--- PROVIDED RECORDS ---

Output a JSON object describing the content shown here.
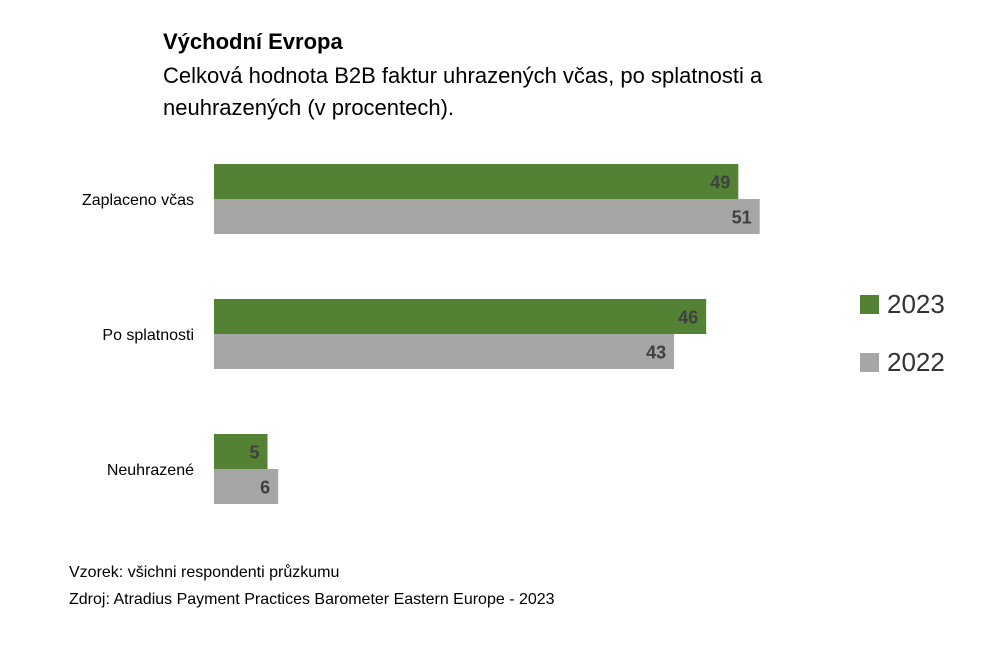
{
  "header": {
    "title": "Východní Evropa",
    "subtitle": "Celková hodnota B2B faktur uhrazených včas, po splatnosti a neuhrazených (v procentech)."
  },
  "colors": {
    "s2023": "#548235",
    "s2022": "#a6a6a6",
    "label": "#404040"
  },
  "chart_data": {
    "type": "bar",
    "orientation": "horizontal",
    "title": "Východní Evropa",
    "subtitle": "Celková hodnota B2B faktur uhrazených včas, po splatnosti a neuhrazených (v procentech).",
    "categories": [
      "Zaplaceno včas",
      "Po splatnosti",
      "Neuhrazené"
    ],
    "series": [
      {
        "name": "2023",
        "values": [
          49,
          46,
          5
        ]
      },
      {
        "name": "2022",
        "values": [
          51,
          43,
          6
        ]
      }
    ],
    "xlim": [
      0,
      100
    ],
    "grid": false,
    "legend_position": "right",
    "data_labels": true
  },
  "footer": {
    "sample": "Vzorek: všichni respondenti průzkumu",
    "source": "Zdroj: Atradius Payment Practices Barometer Eastern Europe - 2023"
  }
}
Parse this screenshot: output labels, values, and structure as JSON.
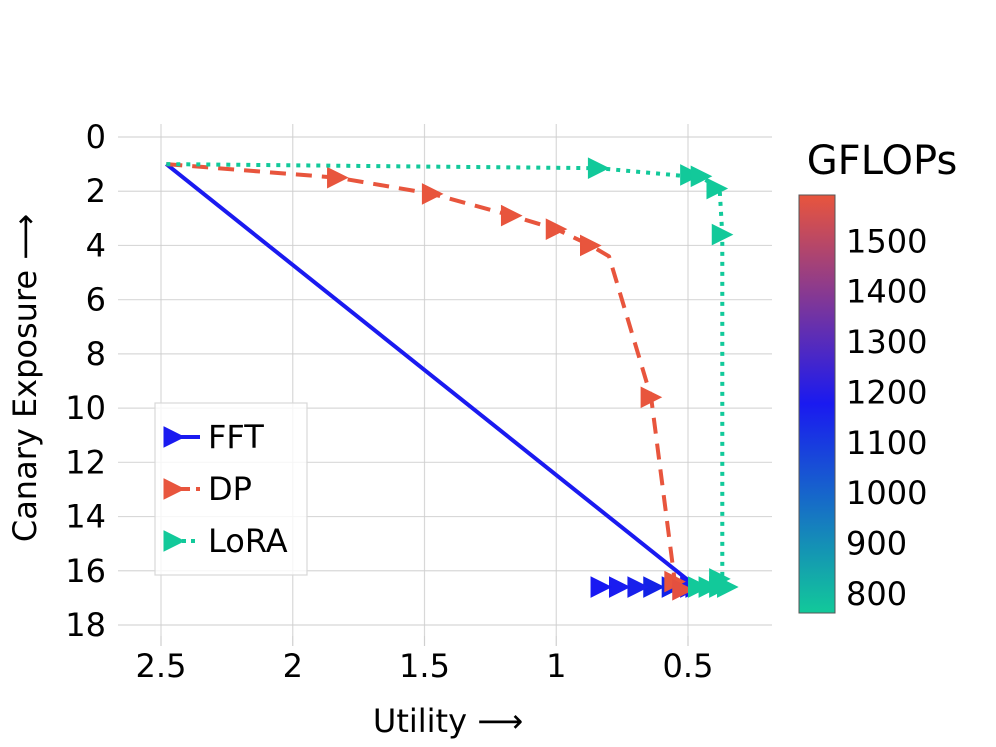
{
  "chart_data": {
    "type": "line",
    "xlabel": "Utility ⟶",
    "ylabel": "Canary Exposure ⟶",
    "xlim": [
      2.5,
      0.3
    ],
    "ylim": [
      18,
      0
    ],
    "x_inverted": true,
    "y_inverted": true,
    "x_ticks": [
      2.5,
      2,
      1.5,
      1,
      0.5
    ],
    "x_tick_labels": [
      "2.5",
      "2",
      "1.5",
      "1",
      "0.5"
    ],
    "y_ticks": [
      0,
      2,
      4,
      6,
      8,
      10,
      12,
      14,
      16,
      18
    ],
    "y_tick_labels": [
      "0",
      "2",
      "4",
      "6",
      "8",
      "10",
      "12",
      "14",
      "16",
      "18"
    ],
    "grid": true,
    "legend_position": "lower-left",
    "series": [
      {
        "name": "FFT",
        "color": "#1a1af0",
        "linestyle": "solid",
        "marker": "triangle-right",
        "line": [
          [
            2.48,
            1.0
          ],
          [
            0.48,
            16.5
          ]
        ],
        "points": [
          [
            0.47,
            16.6
          ],
          [
            0.49,
            16.6
          ],
          [
            0.56,
            16.6
          ],
          [
            0.63,
            16.6
          ],
          [
            0.69,
            16.6
          ],
          [
            0.76,
            16.6
          ],
          [
            0.83,
            16.6
          ]
        ],
        "point_colors": [
          "#1515ee",
          "#1a1af0",
          "#1022e8",
          "#1322e6",
          "#1820ec",
          "#1a1cf0",
          "#1818f2"
        ]
      },
      {
        "name": "DP",
        "color": "#e8553d",
        "linestyle": "dashed",
        "marker": "triangle-right",
        "line": [
          [
            2.48,
            1.0
          ],
          [
            1.83,
            1.5
          ],
          [
            1.47,
            2.1
          ],
          [
            1.17,
            2.9
          ],
          [
            1.0,
            3.4
          ],
          [
            0.87,
            4.0
          ],
          [
            0.8,
            4.4
          ],
          [
            0.64,
            9.6
          ],
          [
            0.55,
            16.4
          ],
          [
            0.52,
            16.7
          ]
        ],
        "points": [
          [
            1.83,
            1.5
          ],
          [
            1.47,
            2.1
          ],
          [
            1.17,
            2.9
          ],
          [
            1.0,
            3.4
          ],
          [
            0.87,
            4.0
          ],
          [
            0.64,
            9.6
          ],
          [
            0.55,
            16.4
          ],
          [
            0.52,
            16.7
          ]
        ],
        "point_colors": [
          "#e8553d",
          "#e8553d",
          "#e8553d",
          "#e8553d",
          "#e8553d",
          "#e8553d",
          "#e8553d",
          "#e4503f"
        ]
      },
      {
        "name": "LoRA",
        "color": "#12c99a",
        "linestyle": "dotted",
        "marker": "triangle-right",
        "line": [
          [
            2.48,
            1.0
          ],
          [
            0.84,
            1.15
          ],
          [
            0.5,
            1.45
          ],
          [
            0.44,
            1.55
          ],
          [
            0.38,
            1.9
          ],
          [
            0.37,
            3.6
          ],
          [
            0.37,
            16.3
          ],
          [
            0.38,
            16.6
          ]
        ],
        "points": [
          [
            0.84,
            1.15
          ],
          [
            0.49,
            1.4
          ],
          [
            0.45,
            1.45
          ],
          [
            0.39,
            1.9
          ],
          [
            0.37,
            3.6
          ],
          [
            0.38,
            16.3
          ],
          [
            0.46,
            16.6
          ],
          [
            0.42,
            16.6
          ],
          [
            0.38,
            16.6
          ],
          [
            0.35,
            16.6
          ]
        ],
        "point_colors": [
          "#12c99a",
          "#12c99a",
          "#12c99a",
          "#12c99a",
          "#12c99a",
          "#12c99a",
          "#12c99a",
          "#12c99a",
          "#12c99a",
          "#12c99a"
        ]
      }
    ],
    "colorbar": {
      "title": "GFLOPs",
      "ticks": [
        800,
        900,
        1000,
        1100,
        1200,
        1300,
        1400,
        1500
      ],
      "tick_labels": [
        "800",
        "900",
        "1000",
        "1100",
        "1200",
        "1300",
        "1400",
        "1500"
      ],
      "range": [
        760,
        1590
      ],
      "colors": [
        "#12c99a",
        "#1a1af0",
        "#e8553d"
      ]
    }
  }
}
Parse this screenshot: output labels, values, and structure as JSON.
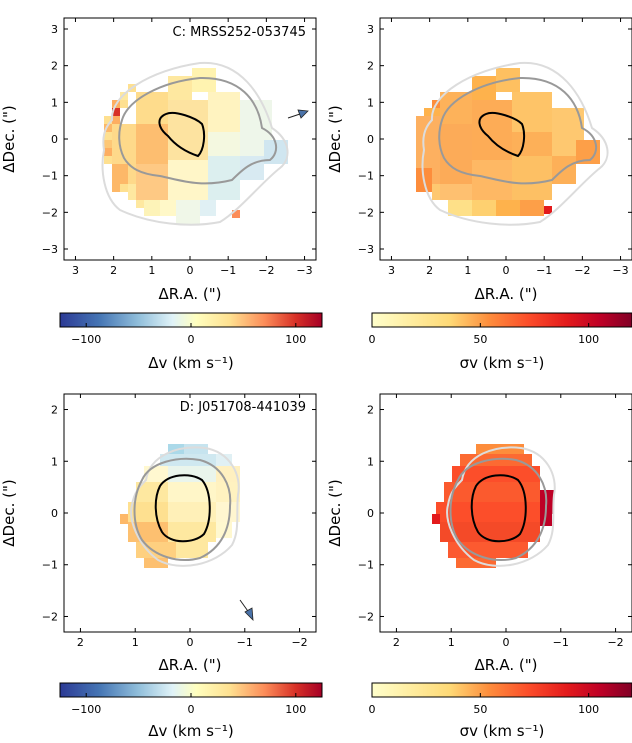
{
  "panels": [
    {
      "id": "C_v",
      "title": "C: MRSS252-053745",
      "xlabel": "ΔR.A. (\")",
      "ylabel": "ΔDec. (\")",
      "xticks": [
        "3",
        "2",
        "1",
        "0",
        "−1",
        "−2",
        "−3"
      ],
      "yticks": [
        "3",
        "2",
        "1",
        "0",
        "−1",
        "−2",
        "−3"
      ]
    },
    {
      "id": "C_sigma",
      "title": "",
      "xlabel": "ΔR.A. (\")",
      "ylabel": "ΔDec. (\")",
      "xticks": [
        "3",
        "2",
        "1",
        "0",
        "−1",
        "−2",
        "−3"
      ],
      "yticks": [
        "3",
        "2",
        "1",
        "0",
        "−1",
        "−2",
        "−3"
      ]
    },
    {
      "id": "D_v",
      "title": "D: J051708-441039",
      "xlabel": "ΔR.A. (\")",
      "ylabel": "ΔDec. (\")",
      "xticks": [
        "2",
        "1",
        "0",
        "−1",
        "−2"
      ],
      "yticks": [
        "2",
        "1",
        "0",
        "−1",
        "−2"
      ]
    },
    {
      "id": "D_sigma",
      "title": "",
      "xlabel": "ΔR.A. (\")",
      "ylabel": "ΔDec. (\")",
      "xticks": [
        "2",
        "1",
        "0",
        "−1",
        "−2"
      ],
      "yticks": [
        "2",
        "1",
        "0",
        "−1",
        "−2"
      ]
    }
  ],
  "colorbars": [
    {
      "id": "cb_v_top",
      "ticks": [
        "−100",
        "0",
        "100"
      ],
      "label": "Δv (km s⁻¹)",
      "colormap": "diverging"
    },
    {
      "id": "cb_s_top",
      "ticks": [
        "0",
        "50",
        "100"
      ],
      "label": "σv (km s⁻¹)",
      "colormap": "sequential"
    },
    {
      "id": "cb_v_bot",
      "ticks": [
        "−100",
        "0",
        "100"
      ],
      "label": "Δv (km s⁻¹)",
      "colormap": "diverging"
    },
    {
      "id": "cb_s_bot",
      "ticks": [
        "0",
        "50",
        "100"
      ],
      "label": "σv (km s⁻¹)",
      "colormap": "sequential"
    }
  ],
  "colors": {
    "diverging": [
      "#2c3a95",
      "#4575b4",
      "#91bfdb",
      "#e0f3f8",
      "#ffffbf",
      "#fee090",
      "#fc8d59",
      "#d73027",
      "#a50026"
    ],
    "sequential": [
      "#ffffcc",
      "#ffeda0",
      "#fed976",
      "#feb24c",
      "#fd8d3c",
      "#fc4e2a",
      "#e31a1c",
      "#bd0026",
      "#800026"
    ],
    "contour_black": "#000000",
    "contour_grey": "#999999",
    "contour_light": "#d9d9d9",
    "arrow": "#4a72a8"
  }
}
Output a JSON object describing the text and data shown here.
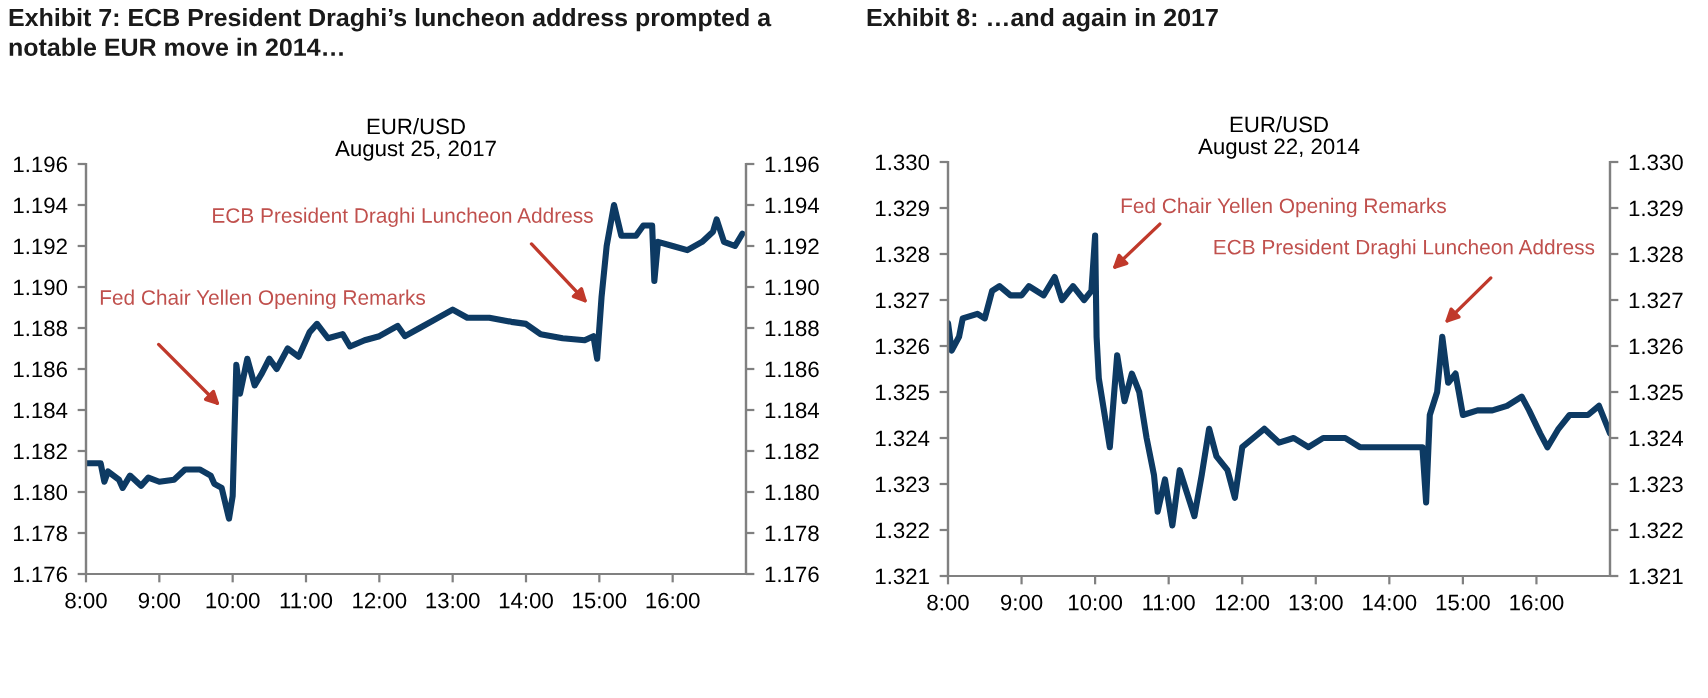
{
  "chart_data": [
    {
      "type": "line",
      "title": "Exhibit 7: ECB President Draghi’s luncheon address prompted a notable EUR move in 2014…",
      "subtitle": "EUR/USD",
      "annotations": [
        "August 25, 2017",
        "Fed Chair Yellen Opening Remarks",
        "ECB President Draghi Luncheon Address"
      ],
      "series": [
        {
          "color": "#0d3a63",
          "x": [
            8.0,
            8.2,
            8.25,
            8.3,
            8.45,
            8.5,
            8.6,
            8.75,
            8.85,
            9.0,
            9.2,
            9.35,
            9.55,
            9.7,
            9.75,
            9.85,
            9.95,
            10.0,
            10.05,
            10.1,
            10.2,
            10.3,
            10.4,
            10.5,
            10.6,
            10.75,
            10.9,
            11.05,
            11.15,
            11.3,
            11.5,
            11.6,
            11.8,
            12.0,
            12.25,
            12.35,
            12.55,
            12.75,
            13.0,
            13.2,
            13.5,
            13.8,
            14.0,
            14.2,
            14.5,
            14.8,
            14.92,
            14.97,
            15.03,
            15.1,
            15.2,
            15.3,
            15.5,
            15.6,
            15.72,
            15.75,
            15.8,
            16.0,
            16.2,
            16.4,
            16.55,
            16.6,
            16.7,
            16.85,
            16.95
          ],
          "values": [
            1.1814,
            1.1814,
            1.1805,
            1.181,
            1.1806,
            1.1802,
            1.1808,
            1.1803,
            1.1807,
            1.1805,
            1.1806,
            1.1811,
            1.1811,
            1.1808,
            1.1804,
            1.1802,
            1.1787,
            1.1798,
            1.1862,
            1.1848,
            1.1865,
            1.1852,
            1.1858,
            1.1865,
            1.186,
            1.187,
            1.1866,
            1.1878,
            1.1882,
            1.1875,
            1.1877,
            1.1871,
            1.1874,
            1.1876,
            1.1881,
            1.1876,
            1.188,
            1.1884,
            1.1889,
            1.1885,
            1.1885,
            1.1883,
            1.1882,
            1.1877,
            1.1875,
            1.1874,
            1.1876,
            1.1865,
            1.1895,
            1.192,
            1.194,
            1.1925,
            1.1925,
            1.193,
            1.193,
            1.1903,
            1.1922,
            1.192,
            1.1918,
            1.1922,
            1.1927,
            1.1933,
            1.1922,
            1.192,
            1.1926
          ]
        }
      ],
      "xlim": [
        8,
        17
      ],
      "xticks": [
        {
          "value": 8,
          "label": "8:00"
        },
        {
          "value": 9,
          "label": "9:00"
        },
        {
          "value": 10,
          "label": "10:00"
        },
        {
          "value": 11,
          "label": "11:00"
        },
        {
          "value": 12,
          "label": "12:00"
        },
        {
          "value": 13,
          "label": "13:00"
        },
        {
          "value": 14,
          "label": "14:00"
        },
        {
          "value": 15,
          "label": "15:00"
        },
        {
          "value": 16,
          "label": "16:00"
        }
      ],
      "ylim": [
        1.176,
        1.196
      ],
      "yticks": [
        1.176,
        1.178,
        {
          "value": 1.18,
          "label": "1.180"
        },
        1.182,
        1.184,
        1.186,
        1.188,
        {
          "value": 1.19,
          "label": "1.190"
        },
        1.192,
        1.194,
        1.196
      ],
      "y2lim": [
        1.176,
        1.196
      ],
      "y2ticks": [
        1.176,
        1.178,
        {
          "value": 1.18,
          "label": "1.180"
        },
        1.182,
        1.184,
        1.186,
        1.188,
        {
          "value": 1.19,
          "label": "1.190"
        },
        1.192,
        1.194,
        1.196
      ]
    },
    {
      "type": "line",
      "title": "Exhibit 8: …and again in 2017",
      "subtitle": "EUR/USD",
      "annotations": [
        "August 22, 2014",
        "Fed Chair Yellen Opening Remarks",
        "ECB President Draghi Luncheon Address"
      ],
      "series": [
        {
          "color": "#0d3a63",
          "x": [
            8.0,
            8.05,
            8.15,
            8.2,
            8.4,
            8.5,
            8.6,
            8.7,
            8.85,
            9.0,
            9.1,
            9.3,
            9.45,
            9.55,
            9.7,
            9.85,
            9.95,
            10.0,
            10.02,
            10.05,
            10.1,
            10.2,
            10.3,
            10.4,
            10.5,
            10.6,
            10.7,
            10.8,
            10.85,
            10.95,
            11.05,
            11.15,
            11.25,
            11.35,
            11.45,
            11.55,
            11.65,
            11.8,
            11.9,
            12.0,
            12.15,
            12.3,
            12.5,
            12.7,
            12.9,
            13.1,
            13.4,
            13.6,
            13.9,
            14.2,
            14.45,
            14.5,
            14.55,
            14.65,
            14.72,
            14.8,
            14.9,
            15.0,
            15.2,
            15.4,
            15.6,
            15.8,
            15.9,
            16.05,
            16.15,
            16.3,
            16.45,
            16.7,
            16.85,
            17.0
          ],
          "values": [
            1.3265,
            1.3259,
            1.3262,
            1.3266,
            1.3267,
            1.3266,
            1.3272,
            1.3273,
            1.3271,
            1.3271,
            1.3273,
            1.3271,
            1.3275,
            1.327,
            1.3273,
            1.327,
            1.3272,
            1.3284,
            1.3262,
            1.3253,
            1.3248,
            1.3238,
            1.3258,
            1.3248,
            1.3254,
            1.325,
            1.324,
            1.3232,
            1.3224,
            1.3231,
            1.3221,
            1.3233,
            1.3228,
            1.3223,
            1.3232,
            1.3242,
            1.3236,
            1.3233,
            1.3227,
            1.3238,
            1.324,
            1.3242,
            1.3239,
            1.324,
            1.3238,
            1.324,
            1.324,
            1.3238,
            1.3238,
            1.3238,
            1.3238,
            1.3226,
            1.3245,
            1.325,
            1.3262,
            1.3252,
            1.3254,
            1.3245,
            1.3246,
            1.3246,
            1.3247,
            1.3249,
            1.3246,
            1.3241,
            1.3238,
            1.3242,
            1.3245,
            1.3245,
            1.3247,
            1.3241
          ]
        }
      ],
      "xlim": [
        8,
        17
      ],
      "xticks": [
        {
          "value": 8,
          "label": "8:00"
        },
        {
          "value": 9,
          "label": "9:00"
        },
        {
          "value": 10,
          "label": "10:00"
        },
        {
          "value": 11,
          "label": "11:00"
        },
        {
          "value": 12,
          "label": "12:00"
        },
        {
          "value": 13,
          "label": "13:00"
        },
        {
          "value": 14,
          "label": "14:00"
        },
        {
          "value": 15,
          "label": "15:00"
        },
        {
          "value": 16,
          "label": "16:00"
        }
      ],
      "ylim": [
        1.321,
        1.33
      ],
      "yticks": [
        1.321,
        1.322,
        1.323,
        1.324,
        1.325,
        1.326,
        1.327,
        1.328,
        1.329,
        {
          "value": 1.33,
          "label": "1.330"
        }
      ],
      "y2lim": [
        1.321,
        1.33
      ],
      "y2ticks": [
        1.321,
        1.322,
        1.323,
        1.324,
        1.325,
        1.326,
        1.327,
        1.328,
        1.329,
        {
          "value": 1.33,
          "label": "1.330"
        }
      ]
    }
  ]
}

---

▸ WHAT NEEDS TO BE DONE: Return all the lines that contain the string "uhrazených".

▸ THE ANSWER:
    "subtitle": "Celková hodnota B2B faktur uhrazených včas, po splatnosti a neuhrazených (v procentech)."
    "subtitle": "Celková hodnota B2B faktur uhrazených včas, po splatnosti a neuhrazených (v procentech).",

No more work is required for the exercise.